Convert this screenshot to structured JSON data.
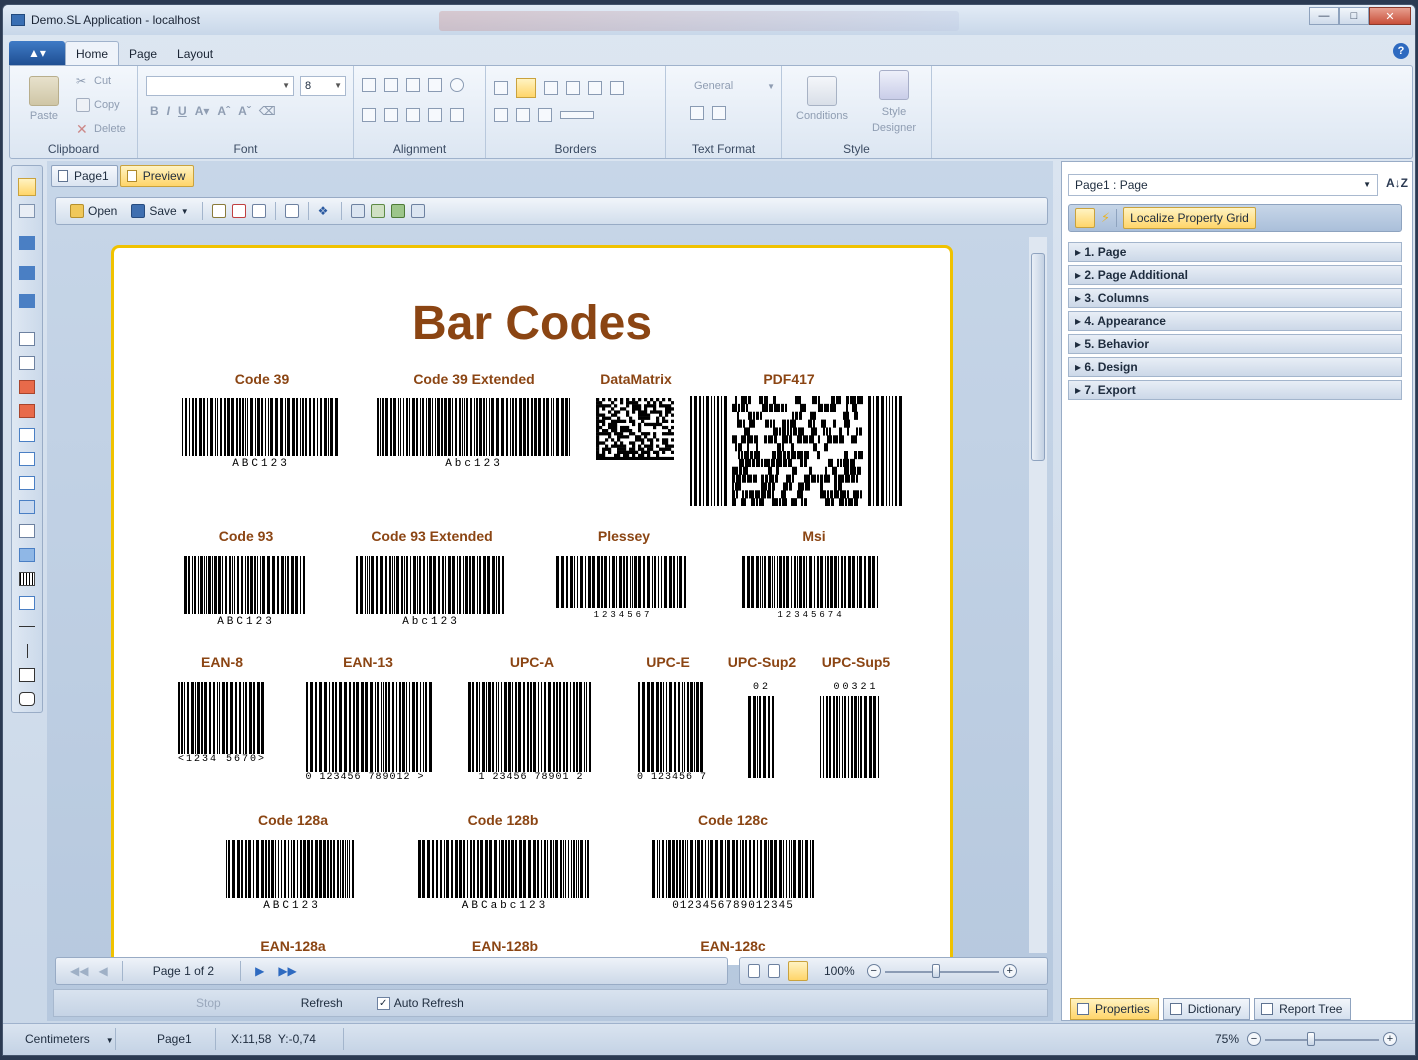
{
  "window": {
    "title": "Demo.SL Application - localhost"
  },
  "ribbon": {
    "tabs": [
      "Home",
      "Page",
      "Layout"
    ],
    "clipboard": {
      "paste": "Paste",
      "cut": "Cut",
      "copy": "Copy",
      "delete": "Delete",
      "label": "Clipboard"
    },
    "font": {
      "size": "8",
      "label": "Font"
    },
    "alignment": {
      "label": "Alignment"
    },
    "borders": {
      "label": "Borders"
    },
    "text_format": {
      "combo": "General",
      "label": "Text Format"
    },
    "style": {
      "conditions": "Conditions",
      "designer_line1": "Style",
      "designer_line2": "Designer",
      "label": "Style"
    }
  },
  "designer": {
    "tabs": {
      "page": "Page1",
      "preview": "Preview"
    },
    "toolbar": {
      "open": "Open",
      "save": "Save"
    },
    "report": {
      "title": "Bar Codes",
      "barcodes": {
        "code39": {
          "label": "Code 39",
          "text": "ABC123"
        },
        "code39ext": {
          "label": "Code 39 Extended",
          "text": "Abc123"
        },
        "datamatrix": {
          "label": "DataMatrix"
        },
        "pdf417": {
          "label": "PDF417"
        },
        "code93": {
          "label": "Code 93",
          "text": "ABC123"
        },
        "code93ext": {
          "label": "Code 93 Extended",
          "text": "Abc123"
        },
        "plessey": {
          "label": "Plessey",
          "text": "1234567"
        },
        "msi": {
          "label": "Msi",
          "text": "12345674"
        },
        "ean8": {
          "label": "EAN-8",
          "text": "<1234 5670>"
        },
        "ean13": {
          "label": "EAN-13",
          "text": "0 123456 789012 >"
        },
        "upca": {
          "label": "UPC-A",
          "text": "1 23456 78901 2"
        },
        "upce": {
          "label": "UPC-E",
          "text": "0 123456 7"
        },
        "upcsup2": {
          "label": "UPC-Sup2",
          "text": "02"
        },
        "upcsup5": {
          "label": "UPC-Sup5",
          "text": "00321"
        },
        "code128a": {
          "label": "Code 128a",
          "text": "ABC123"
        },
        "code128b": {
          "label": "Code 128b",
          "text": "ABCabc123"
        },
        "code128c": {
          "label": "Code 128c",
          "text": "0123456789012345"
        },
        "ean128a": {
          "label": "EAN-128a"
        },
        "ean128b": {
          "label": "EAN-128b"
        },
        "ean128c": {
          "label": "EAN-128c"
        }
      }
    },
    "nav": {
      "page_status": "Page 1 of 2"
    },
    "zoom": {
      "value": "100%",
      "fraction": 0.45
    },
    "refresh": {
      "stop": "Stop",
      "refresh": "Refresh",
      "auto_refresh": "Auto Refresh",
      "auto_refresh_checked": true
    }
  },
  "properties": {
    "selected_object": "Page1 : Page",
    "localize": "Localize Property Grid",
    "categories": [
      "1. Page",
      "2. Page Additional",
      "3. Columns",
      "4. Appearance",
      "5. Behavior",
      "6. Design",
      "7. Export"
    ],
    "tabs": {
      "properties": "Properties",
      "dictionary": "Dictionary",
      "report_tree": "Report Tree"
    }
  },
  "status": {
    "units": "Centimeters",
    "page": "Page1",
    "coords": "X:11,58  Y:-0,74",
    "zoom": "75%",
    "zoom_fraction": 0.4
  },
  "colors": {
    "accent": "#f0c200",
    "brand": "#8b4513"
  }
}
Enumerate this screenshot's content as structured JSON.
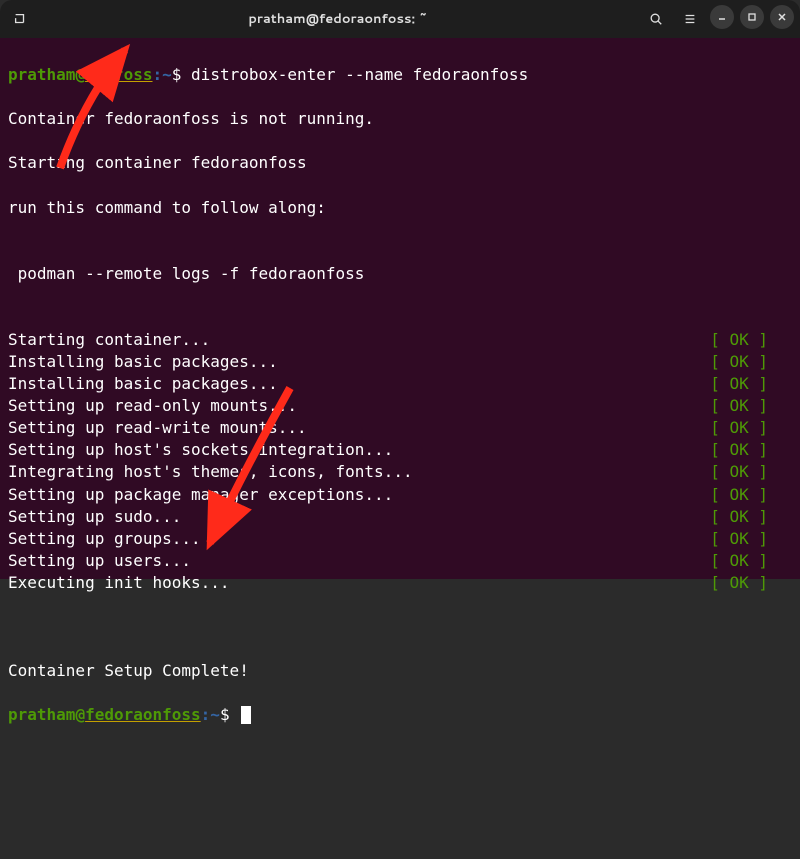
{
  "titlebar": {
    "title": "pratham@fedoraonfoss: ~"
  },
  "prompt1": {
    "user": "pratham",
    "at": "@",
    "host": "itsfoss",
    "path": ":~",
    "dollar": "$ ",
    "cmd": "distrobox-enter --name fedoraonfoss"
  },
  "lines": {
    "l1": "Container fedoraonfoss is not running.",
    "l2": "Starting container fedoraonfoss",
    "l3": "run this command to follow along:",
    "l4": "",
    "l5": " podman --remote logs -f fedoraonfoss",
    "l6": ""
  },
  "steps": [
    {
      "label": "Starting container...",
      "status": "[ OK ]"
    },
    {
      "label": "Installing basic packages...",
      "status": "[ OK ]"
    },
    {
      "label": "Installing basic packages...",
      "status": "[ OK ]"
    },
    {
      "label": "Setting up read-only mounts...",
      "status": "[ OK ]"
    },
    {
      "label": "Setting up read-write mounts...",
      "status": "[ OK ]"
    },
    {
      "label": "Setting up host's sockets integration...",
      "status": "[ OK ]"
    },
    {
      "label": "Integrating host's themes, icons, fonts...",
      "status": "[ OK ]"
    },
    {
      "label": "Setting up package manager exceptions...",
      "status": "[ OK ]"
    },
    {
      "label": "Setting up sudo...",
      "status": "[ OK ]"
    },
    {
      "label": "Setting up groups...",
      "status": "[ OK ]"
    },
    {
      "label": "Setting up users...",
      "status": "[ OK ]"
    },
    {
      "label": "Executing init hooks...",
      "status": "[ OK ]"
    }
  ],
  "complete": "Container Setup Complete!",
  "prompt2": {
    "user": "pratham",
    "at": "@",
    "host": "fedoraonfoss",
    "path": ":~",
    "dollar": "$ "
  },
  "ok": {
    "l": "[ ",
    "t": "OK",
    "r": " ]"
  }
}
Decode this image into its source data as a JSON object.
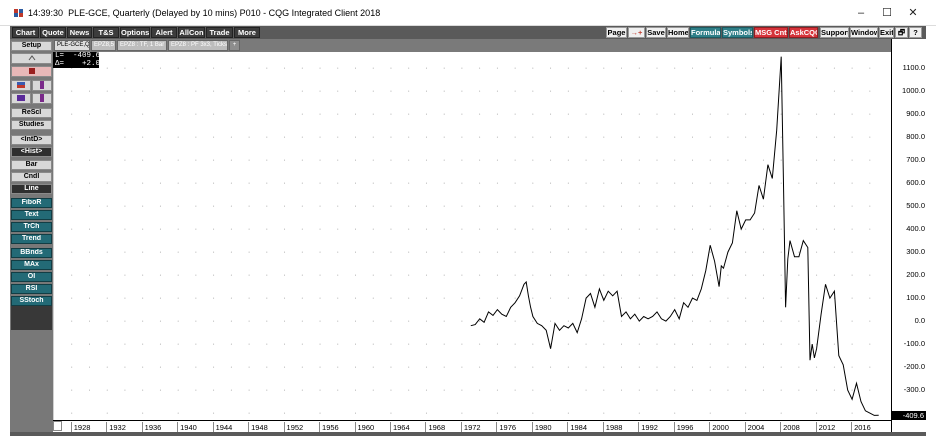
{
  "window": {
    "time": "14:39:30",
    "title": "PLE-GCE, Quarterly (Delayed by 10 mins)  P010 - CQG Integrated Client 2018",
    "minimize": "–",
    "maximize": "☐",
    "close": "✕"
  },
  "toolbar": {
    "left": [
      "Chart",
      "Quote",
      "News",
      "T&S",
      "Options",
      "Alert",
      "AllCon",
      "Trade",
      "More"
    ],
    "page": "Page",
    "arrow": "→+",
    "save": "Save",
    "home": "Home",
    "formula": "Formula",
    "symbols": "Symbols",
    "msg": "MSG Cntr",
    "askcqg": "AskCQG",
    "support": "Support",
    "window": "Window",
    "exit": "Exit",
    "restore": "🗗",
    "help": "?"
  },
  "sidebar": {
    "setup": "Setup",
    "rescl": "ReScl",
    "studies": "Studies",
    "intd": "<IntD>",
    "hist": "<Hist>",
    "bar": "Bar",
    "cndl": "Cndl",
    "line": "Line",
    "fibor": "FiboR",
    "text": "Text",
    "trch": "TrCh",
    "trend": "Trend",
    "bbnds": "BBnds",
    "max": "MAx",
    "oi": "OI",
    "rsi": "RSI",
    "sstoch": "SStoch"
  },
  "tabs": [
    "PLE-GCE,Q",
    "EPZ8,5",
    "EPZ8 : TF, 1 Bar",
    "EPZ8 : PF 3x3, Ticks",
    "+"
  ],
  "cursor": {
    "line1": "L=  -409.6",
    "line2": "Δ=    +2.0"
  },
  "yaxis": {
    "ticks": [
      "1100.0",
      "1000.0",
      "900.0",
      "800.0",
      "700.0",
      "600.0",
      "500.0",
      "400.0",
      "300.0",
      "200.0",
      "100.0",
      "0.0",
      "-100.0",
      "-200.0",
      "-300.0"
    ],
    "last": "-409.6"
  },
  "xaxis": {
    "ticks": [
      "1928",
      "1932",
      "1936",
      "1940",
      "1944",
      "1948",
      "1952",
      "1956",
      "1960",
      "1964",
      "1968",
      "1972",
      "1976",
      "1980",
      "1984",
      "1988",
      "1992",
      "1996",
      "2000",
      "2004",
      "2008",
      "2012",
      "2016"
    ]
  },
  "chart_data": {
    "type": "line",
    "title": "PLE-GCE, Quarterly",
    "xlabel": "",
    "ylabel": "",
    "xlim": [
      1926,
      2020.5
    ],
    "ylim": [
      -430,
      1170
    ],
    "grid": "dotted",
    "series": [
      {
        "name": "PLE-GCE",
        "x": [
          1973.0,
          1973.5,
          1974.0,
          1974.5,
          1975.0,
          1975.5,
          1976.0,
          1976.5,
          1977.0,
          1977.5,
          1978.0,
          1978.5,
          1979.0,
          1979.25,
          1979.5,
          1979.75,
          1980.0,
          1980.5,
          1981.0,
          1981.5,
          1982.0,
          1982.5,
          1983.0,
          1983.5,
          1984.0,
          1984.5,
          1985.0,
          1985.5,
          1986.0,
          1986.5,
          1987.0,
          1987.5,
          1988.0,
          1988.5,
          1989.0,
          1989.5,
          1990.0,
          1990.5,
          1991.0,
          1991.5,
          1992.0,
          1992.5,
          1993.0,
          1993.5,
          1994.0,
          1994.5,
          1995.0,
          1995.5,
          1996.0,
          1996.5,
          1997.0,
          1997.5,
          1998.0,
          1998.5,
          1999.0,
          1999.5,
          2000.0,
          2000.5,
          2001.0,
          2001.25,
          2001.5,
          2002.0,
          2002.5,
          2003.0,
          2003.5,
          2004.0,
          2004.5,
          2005.0,
          2005.5,
          2006.0,
          2006.5,
          2007.0,
          2007.5,
          2008.0,
          2008.25,
          2008.5,
          2008.75,
          2009.0,
          2009.5,
          2010.0,
          2010.5,
          2011.0,
          2011.25,
          2011.5,
          2011.75,
          2012.0,
          2012.5,
          2013.0,
          2013.5,
          2014.0,
          2014.5,
          2015.0,
          2015.5,
          2016.0,
          2016.5,
          2017.0,
          2017.5,
          2018.0,
          2018.5,
          2019.0
        ],
        "values": [
          -20,
          -15,
          10,
          -5,
          40,
          25,
          50,
          30,
          20,
          60,
          80,
          110,
          160,
          170,
          110,
          60,
          20,
          -10,
          -20,
          -40,
          -120,
          -10,
          -40,
          -20,
          -30,
          -10,
          -50,
          10,
          100,
          120,
          60,
          140,
          90,
          130,
          110,
          130,
          20,
          40,
          10,
          30,
          0,
          20,
          10,
          20,
          40,
          10,
          0,
          20,
          50,
          10,
          80,
          60,
          100,
          90,
          140,
          220,
          330,
          260,
          150,
          240,
          230,
          300,
          340,
          480,
          400,
          440,
          440,
          470,
          590,
          530,
          680,
          620,
          830,
          1150,
          620,
          60,
          270,
          350,
          280,
          280,
          350,
          320,
          -170,
          -100,
          -160,
          -120,
          30,
          160,
          100,
          130,
          -150,
          -190,
          -300,
          -340,
          -270,
          -350,
          -390,
          -400,
          -410,
          -409.6
        ]
      }
    ]
  },
  "colors": {
    "toolbar_bg": "#5a5a5a",
    "teal_button": "#2e7f88",
    "red_button": "#d6333a",
    "line": "#000000"
  }
}
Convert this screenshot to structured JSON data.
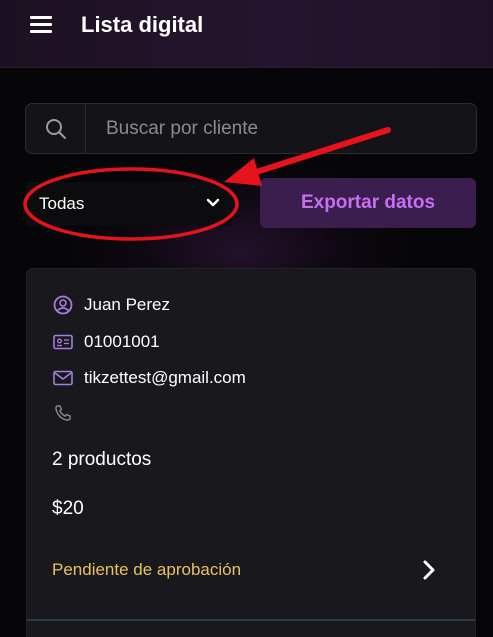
{
  "header": {
    "title": "Lista digital",
    "menu_icon": "hamburger-menu-icon"
  },
  "search": {
    "placeholder": "Buscar por cliente",
    "value": "",
    "icon": "search-icon"
  },
  "filter": {
    "selected": "Todas",
    "icon": "chevron-down-icon"
  },
  "export": {
    "label": "Exportar datos"
  },
  "order_card": {
    "name": "Juan Perez",
    "document_id": "01001001",
    "email": "tikzettest@gmail.com",
    "phone": "",
    "products": "2 productos",
    "price": "$20",
    "status": "Pendiente de aprobación"
  },
  "annotation": {
    "highlight_color": "#e5141c"
  },
  "colors": {
    "accent": "#c56ff3",
    "accent_bg": "#3b1e4d",
    "status": "#e7c25e",
    "icon": "#a77ddc"
  }
}
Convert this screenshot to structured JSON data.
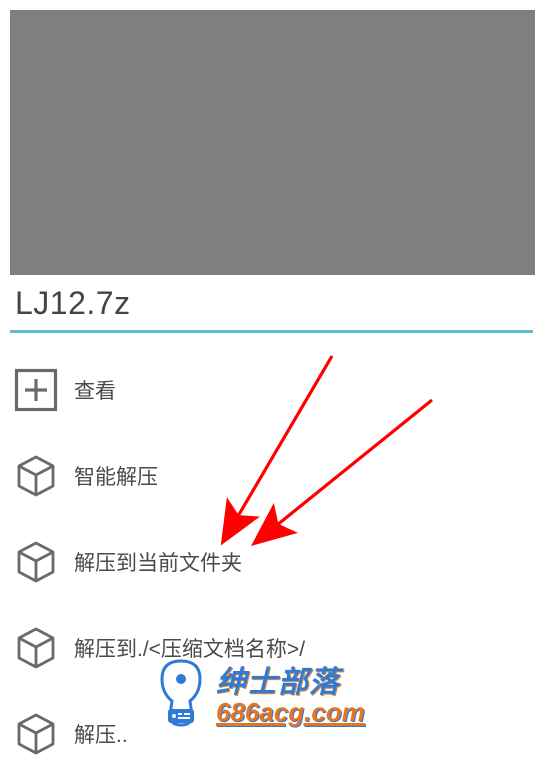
{
  "filename": "LJ12.7z",
  "menu": {
    "items": [
      {
        "icon": "plus-box",
        "label": "查看"
      },
      {
        "icon": "cube",
        "label": "智能解压"
      },
      {
        "icon": "cube",
        "label": "解压到当前文件夹"
      },
      {
        "icon": "cube",
        "label": "解压到./<压缩文档名称>/"
      },
      {
        "icon": "cube",
        "label": "解压.."
      }
    ]
  },
  "watermark": {
    "line1": "绅士部落",
    "line2": "686acg.com"
  }
}
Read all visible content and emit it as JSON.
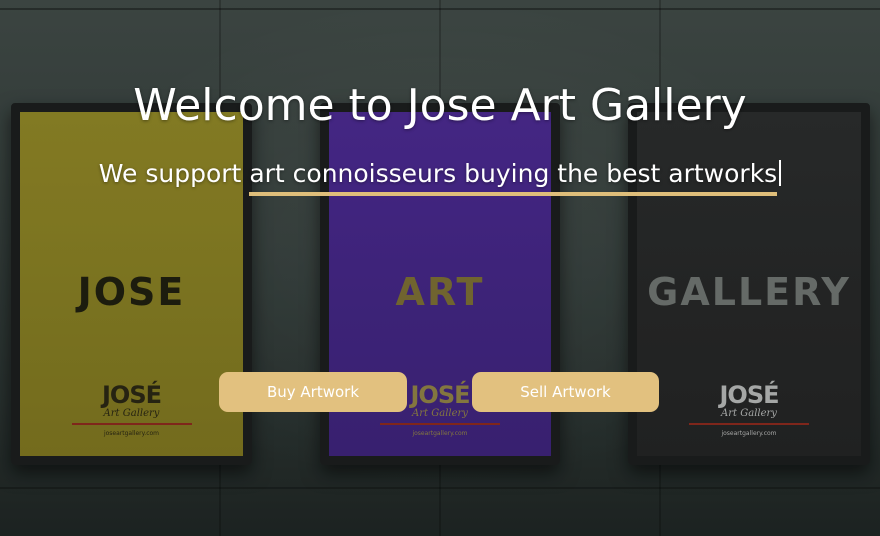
{
  "hero": {
    "title": "Welcome to Jose Art Gallery",
    "tagline_prefix": "We support ",
    "tagline_typed": "art connoisseurs buying the best artworks",
    "accent_color": "#dfbe7a"
  },
  "posters": [
    {
      "word": "JOSE",
      "logo": "JOSÉ",
      "logo_sub": "Art Gallery",
      "url": "joseartgallery.com",
      "color": "#8e8526"
    },
    {
      "word": "ART",
      "logo": "JOSÉ",
      "logo_sub": "Art Gallery",
      "url": "joseartgallery.com",
      "color": "#4a2a8f"
    },
    {
      "word": "GALLERY",
      "logo": "JOSÉ",
      "logo_sub": "Art Gallery",
      "url": "joseartgallery.com",
      "color": "#2b2d2d"
    }
  ],
  "actions": {
    "buy_label": "Buy Artwork",
    "sell_label": "Sell Artwork",
    "button_color": "#e2c17f"
  }
}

——————————

◆ Short problem ◆
Output nothing but the lines from the line with "Read all visible content and emit it as JSON." through the last line of the material above, please, word for word and without the pictures.

◆ Response for this exercise ◆
Read all visible content and emit it as JSON.
{
  "hero": {
    "title": "Welcome to Jose Art Gallery",
    "tagline_prefix": "We support ",
    "tagline_typed": "art connoisseurs buying the best artworks",
    "accent_color": "#dfbe7a"
  },
  "posters": [
    {
      "word": "JOSE",
      "logo": "JOSÉ",
      "logo_sub": "Art Gallery",
      "url": "joseartgallery.com",
      "color": "#8e8526"
    },
    {
      "word": "ART",
      "logo": "JOSÉ",
      "logo_sub": "Art Gallery",
      "url": "joseartgallery.com",
      "color": "#4a2a8f"
    },
    {
      "word": "GALLERY",
      "logo": "JOSÉ",
      "logo_sub": "Art Gallery",
      "url": "joseartgallery.com",
      "color": "#2b2d2d"
    }
  ],
  "actions": {
    "buy_label": "Buy Artwork",
    "sell_label": "Sell Artwork",
    "button_color": "#e2c17f"
  }
}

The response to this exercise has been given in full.